Written problem: Are you able to quote each entry exactly as written?

Data supplied:
/---

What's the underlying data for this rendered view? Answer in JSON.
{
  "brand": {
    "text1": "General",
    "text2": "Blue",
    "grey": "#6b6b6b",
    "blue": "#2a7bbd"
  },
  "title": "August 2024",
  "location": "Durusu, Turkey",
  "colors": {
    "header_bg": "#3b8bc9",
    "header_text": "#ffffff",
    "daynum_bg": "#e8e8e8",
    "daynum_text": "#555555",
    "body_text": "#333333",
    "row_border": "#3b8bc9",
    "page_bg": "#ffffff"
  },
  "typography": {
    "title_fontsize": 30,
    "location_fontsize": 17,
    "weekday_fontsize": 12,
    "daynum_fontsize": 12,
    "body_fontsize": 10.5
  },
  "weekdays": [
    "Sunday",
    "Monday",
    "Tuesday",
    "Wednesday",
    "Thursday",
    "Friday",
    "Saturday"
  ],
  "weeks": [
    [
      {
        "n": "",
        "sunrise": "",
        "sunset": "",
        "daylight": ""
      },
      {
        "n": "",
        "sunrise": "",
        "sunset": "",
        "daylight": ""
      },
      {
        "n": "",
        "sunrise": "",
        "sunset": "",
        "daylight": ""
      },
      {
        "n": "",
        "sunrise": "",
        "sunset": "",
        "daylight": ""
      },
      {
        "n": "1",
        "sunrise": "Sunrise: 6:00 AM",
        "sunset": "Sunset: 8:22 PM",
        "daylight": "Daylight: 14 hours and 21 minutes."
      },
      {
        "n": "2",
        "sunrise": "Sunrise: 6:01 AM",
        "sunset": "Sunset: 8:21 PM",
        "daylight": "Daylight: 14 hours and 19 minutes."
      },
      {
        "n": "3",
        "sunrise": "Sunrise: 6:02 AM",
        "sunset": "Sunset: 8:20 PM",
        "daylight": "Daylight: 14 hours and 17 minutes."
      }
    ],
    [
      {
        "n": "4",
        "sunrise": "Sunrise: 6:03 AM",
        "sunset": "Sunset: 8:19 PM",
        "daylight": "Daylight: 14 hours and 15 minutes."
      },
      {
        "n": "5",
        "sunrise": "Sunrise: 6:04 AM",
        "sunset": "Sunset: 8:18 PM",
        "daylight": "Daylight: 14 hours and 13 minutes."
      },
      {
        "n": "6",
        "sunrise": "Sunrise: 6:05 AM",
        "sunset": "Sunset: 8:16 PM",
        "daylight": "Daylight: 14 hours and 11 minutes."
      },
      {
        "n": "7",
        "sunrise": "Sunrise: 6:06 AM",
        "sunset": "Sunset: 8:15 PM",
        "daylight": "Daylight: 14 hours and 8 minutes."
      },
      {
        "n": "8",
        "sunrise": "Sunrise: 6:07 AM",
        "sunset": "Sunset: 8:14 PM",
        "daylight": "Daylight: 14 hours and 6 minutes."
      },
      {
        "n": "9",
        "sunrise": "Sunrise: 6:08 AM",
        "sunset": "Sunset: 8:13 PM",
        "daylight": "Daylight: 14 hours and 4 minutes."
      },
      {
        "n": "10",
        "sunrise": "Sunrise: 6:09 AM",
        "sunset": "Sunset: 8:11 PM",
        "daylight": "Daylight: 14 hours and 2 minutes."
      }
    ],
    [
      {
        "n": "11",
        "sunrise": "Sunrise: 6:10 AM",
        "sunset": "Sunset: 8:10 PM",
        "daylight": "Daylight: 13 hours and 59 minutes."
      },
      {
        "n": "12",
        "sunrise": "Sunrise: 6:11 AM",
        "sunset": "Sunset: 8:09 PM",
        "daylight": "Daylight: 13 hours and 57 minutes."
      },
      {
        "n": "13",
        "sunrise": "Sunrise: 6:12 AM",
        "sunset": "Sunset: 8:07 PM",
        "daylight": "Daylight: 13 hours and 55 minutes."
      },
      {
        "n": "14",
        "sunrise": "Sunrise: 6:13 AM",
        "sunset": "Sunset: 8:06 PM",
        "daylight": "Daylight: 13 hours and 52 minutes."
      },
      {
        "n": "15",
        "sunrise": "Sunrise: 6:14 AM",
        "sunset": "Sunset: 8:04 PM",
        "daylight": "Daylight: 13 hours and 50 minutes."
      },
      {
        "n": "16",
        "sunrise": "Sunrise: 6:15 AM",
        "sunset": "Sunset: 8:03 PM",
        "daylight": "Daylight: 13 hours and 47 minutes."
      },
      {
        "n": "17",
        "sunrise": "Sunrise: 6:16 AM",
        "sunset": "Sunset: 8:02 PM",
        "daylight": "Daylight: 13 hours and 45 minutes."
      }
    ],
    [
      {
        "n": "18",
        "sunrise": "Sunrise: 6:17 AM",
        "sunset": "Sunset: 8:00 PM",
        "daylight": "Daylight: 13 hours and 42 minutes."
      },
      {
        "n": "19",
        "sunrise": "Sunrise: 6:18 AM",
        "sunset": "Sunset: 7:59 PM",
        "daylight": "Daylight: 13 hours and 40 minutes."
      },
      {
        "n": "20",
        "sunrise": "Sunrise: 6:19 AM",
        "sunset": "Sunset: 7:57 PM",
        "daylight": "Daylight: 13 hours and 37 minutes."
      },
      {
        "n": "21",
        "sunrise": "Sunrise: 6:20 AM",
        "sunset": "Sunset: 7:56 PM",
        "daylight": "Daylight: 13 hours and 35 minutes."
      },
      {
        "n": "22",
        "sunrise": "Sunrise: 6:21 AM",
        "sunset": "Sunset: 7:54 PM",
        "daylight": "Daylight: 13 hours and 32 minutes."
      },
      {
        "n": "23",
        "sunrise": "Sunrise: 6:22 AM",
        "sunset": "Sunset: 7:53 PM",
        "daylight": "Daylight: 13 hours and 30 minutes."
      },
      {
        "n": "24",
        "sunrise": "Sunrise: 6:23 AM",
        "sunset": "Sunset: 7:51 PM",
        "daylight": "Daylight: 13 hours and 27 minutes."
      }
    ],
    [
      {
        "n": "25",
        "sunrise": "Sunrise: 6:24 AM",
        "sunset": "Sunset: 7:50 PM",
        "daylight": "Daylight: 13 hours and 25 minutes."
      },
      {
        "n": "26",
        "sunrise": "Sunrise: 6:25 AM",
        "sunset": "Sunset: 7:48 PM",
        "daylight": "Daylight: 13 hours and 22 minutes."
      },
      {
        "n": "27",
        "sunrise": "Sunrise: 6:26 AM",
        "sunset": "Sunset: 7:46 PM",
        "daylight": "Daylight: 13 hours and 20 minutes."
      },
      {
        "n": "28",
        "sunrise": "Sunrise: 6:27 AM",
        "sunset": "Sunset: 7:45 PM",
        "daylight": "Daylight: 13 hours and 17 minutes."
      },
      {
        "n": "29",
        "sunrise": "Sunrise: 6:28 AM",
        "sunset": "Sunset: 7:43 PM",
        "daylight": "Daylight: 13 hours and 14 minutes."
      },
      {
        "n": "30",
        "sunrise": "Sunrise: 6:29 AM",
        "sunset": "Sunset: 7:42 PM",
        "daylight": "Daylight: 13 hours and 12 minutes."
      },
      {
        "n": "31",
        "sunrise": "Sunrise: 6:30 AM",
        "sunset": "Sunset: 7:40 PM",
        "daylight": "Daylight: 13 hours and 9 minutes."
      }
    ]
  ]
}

\---

Solution for this problem:
What's the underlying data for this rendered view? Answer in JSON.
{
  "brand": {
    "text1": "General",
    "text2": "Blue",
    "grey": "#6b6b6b",
    "blue": "#2a7bbd"
  },
  "title": "August 2024",
  "location": "Durusu, Turkey",
  "colors": {
    "header_bg": "#3b8bc9",
    "header_text": "#ffffff",
    "daynum_bg": "#e8e8e8",
    "daynum_text": "#555555",
    "body_text": "#333333",
    "row_border": "#3b8bc9",
    "page_bg": "#ffffff"
  },
  "typography": {
    "title_fontsize": 30,
    "location_fontsize": 17,
    "weekday_fontsize": 12,
    "daynum_fontsize": 12,
    "body_fontsize": 10.5
  },
  "weekdays": [
    "Sunday",
    "Monday",
    "Tuesday",
    "Wednesday",
    "Thursday",
    "Friday",
    "Saturday"
  ],
  "weeks": [
    [
      {
        "n": "",
        "sunrise": "",
        "sunset": "",
        "daylight": ""
      },
      {
        "n": "",
        "sunrise": "",
        "sunset": "",
        "daylight": ""
      },
      {
        "n": "",
        "sunrise": "",
        "sunset": "",
        "daylight": ""
      },
      {
        "n": "",
        "sunrise": "",
        "sunset": "",
        "daylight": ""
      },
      {
        "n": "1",
        "sunrise": "Sunrise: 6:00 AM",
        "sunset": "Sunset: 8:22 PM",
        "daylight": "Daylight: 14 hours and 21 minutes."
      },
      {
        "n": "2",
        "sunrise": "Sunrise: 6:01 AM",
        "sunset": "Sunset: 8:21 PM",
        "daylight": "Daylight: 14 hours and 19 minutes."
      },
      {
        "n": "3",
        "sunrise": "Sunrise: 6:02 AM",
        "sunset": "Sunset: 8:20 PM",
        "daylight": "Daylight: 14 hours and 17 minutes."
      }
    ],
    [
      {
        "n": "4",
        "sunrise": "Sunrise: 6:03 AM",
        "sunset": "Sunset: 8:19 PM",
        "daylight": "Daylight: 14 hours and 15 minutes."
      },
      {
        "n": "5",
        "sunrise": "Sunrise: 6:04 AM",
        "sunset": "Sunset: 8:18 PM",
        "daylight": "Daylight: 14 hours and 13 minutes."
      },
      {
        "n": "6",
        "sunrise": "Sunrise: 6:05 AM",
        "sunset": "Sunset: 8:16 PM",
        "daylight": "Daylight: 14 hours and 11 minutes."
      },
      {
        "n": "7",
        "sunrise": "Sunrise: 6:06 AM",
        "sunset": "Sunset: 8:15 PM",
        "daylight": "Daylight: 14 hours and 8 minutes."
      },
      {
        "n": "8",
        "sunrise": "Sunrise: 6:07 AM",
        "sunset": "Sunset: 8:14 PM",
        "daylight": "Daylight: 14 hours and 6 minutes."
      },
      {
        "n": "9",
        "sunrise": "Sunrise: 6:08 AM",
        "sunset": "Sunset: 8:13 PM",
        "daylight": "Daylight: 14 hours and 4 minutes."
      },
      {
        "n": "10",
        "sunrise": "Sunrise: 6:09 AM",
        "sunset": "Sunset: 8:11 PM",
        "daylight": "Daylight: 14 hours and 2 minutes."
      }
    ],
    [
      {
        "n": "11",
        "sunrise": "Sunrise: 6:10 AM",
        "sunset": "Sunset: 8:10 PM",
        "daylight": "Daylight: 13 hours and 59 minutes."
      },
      {
        "n": "12",
        "sunrise": "Sunrise: 6:11 AM",
        "sunset": "Sunset: 8:09 PM",
        "daylight": "Daylight: 13 hours and 57 minutes."
      },
      {
        "n": "13",
        "sunrise": "Sunrise: 6:12 AM",
        "sunset": "Sunset: 8:07 PM",
        "daylight": "Daylight: 13 hours and 55 minutes."
      },
      {
        "n": "14",
        "sunrise": "Sunrise: 6:13 AM",
        "sunset": "Sunset: 8:06 PM",
        "daylight": "Daylight: 13 hours and 52 minutes."
      },
      {
        "n": "15",
        "sunrise": "Sunrise: 6:14 AM",
        "sunset": "Sunset: 8:04 PM",
        "daylight": "Daylight: 13 hours and 50 minutes."
      },
      {
        "n": "16",
        "sunrise": "Sunrise: 6:15 AM",
        "sunset": "Sunset: 8:03 PM",
        "daylight": "Daylight: 13 hours and 47 minutes."
      },
      {
        "n": "17",
        "sunrise": "Sunrise: 6:16 AM",
        "sunset": "Sunset: 8:02 PM",
        "daylight": "Daylight: 13 hours and 45 minutes."
      }
    ],
    [
      {
        "n": "18",
        "sunrise": "Sunrise: 6:17 AM",
        "sunset": "Sunset: 8:00 PM",
        "daylight": "Daylight: 13 hours and 42 minutes."
      },
      {
        "n": "19",
        "sunrise": "Sunrise: 6:18 AM",
        "sunset": "Sunset: 7:59 PM",
        "daylight": "Daylight: 13 hours and 40 minutes."
      },
      {
        "n": "20",
        "sunrise": "Sunrise: 6:19 AM",
        "sunset": "Sunset: 7:57 PM",
        "daylight": "Daylight: 13 hours and 37 minutes."
      },
      {
        "n": "21",
        "sunrise": "Sunrise: 6:20 AM",
        "sunset": "Sunset: 7:56 PM",
        "daylight": "Daylight: 13 hours and 35 minutes."
      },
      {
        "n": "22",
        "sunrise": "Sunrise: 6:21 AM",
        "sunset": "Sunset: 7:54 PM",
        "daylight": "Daylight: 13 hours and 32 minutes."
      },
      {
        "n": "23",
        "sunrise": "Sunrise: 6:22 AM",
        "sunset": "Sunset: 7:53 PM",
        "daylight": "Daylight: 13 hours and 30 minutes."
      },
      {
        "n": "24",
        "sunrise": "Sunrise: 6:23 AM",
        "sunset": "Sunset: 7:51 PM",
        "daylight": "Daylight: 13 hours and 27 minutes."
      }
    ],
    [
      {
        "n": "25",
        "sunrise": "Sunrise: 6:24 AM",
        "sunset": "Sunset: 7:50 PM",
        "daylight": "Daylight: 13 hours and 25 minutes."
      },
      {
        "n": "26",
        "sunrise": "Sunrise: 6:25 AM",
        "sunset": "Sunset: 7:48 PM",
        "daylight": "Daylight: 13 hours and 22 minutes."
      },
      {
        "n": "27",
        "sunrise": "Sunrise: 6:26 AM",
        "sunset": "Sunset: 7:46 PM",
        "daylight": "Daylight: 13 hours and 20 minutes."
      },
      {
        "n": "28",
        "sunrise": "Sunrise: 6:27 AM",
        "sunset": "Sunset: 7:45 PM",
        "daylight": "Daylight: 13 hours and 17 minutes."
      },
      {
        "n": "29",
        "sunrise": "Sunrise: 6:28 AM",
        "sunset": "Sunset: 7:43 PM",
        "daylight": "Daylight: 13 hours and 14 minutes."
      },
      {
        "n": "30",
        "sunrise": "Sunrise: 6:29 AM",
        "sunset": "Sunset: 7:42 PM",
        "daylight": "Daylight: 13 hours and 12 minutes."
      },
      {
        "n": "31",
        "sunrise": "Sunrise: 6:30 AM",
        "sunset": "Sunset: 7:40 PM",
        "daylight": "Daylight: 13 hours and 9 minutes."
      }
    ]
  ]
}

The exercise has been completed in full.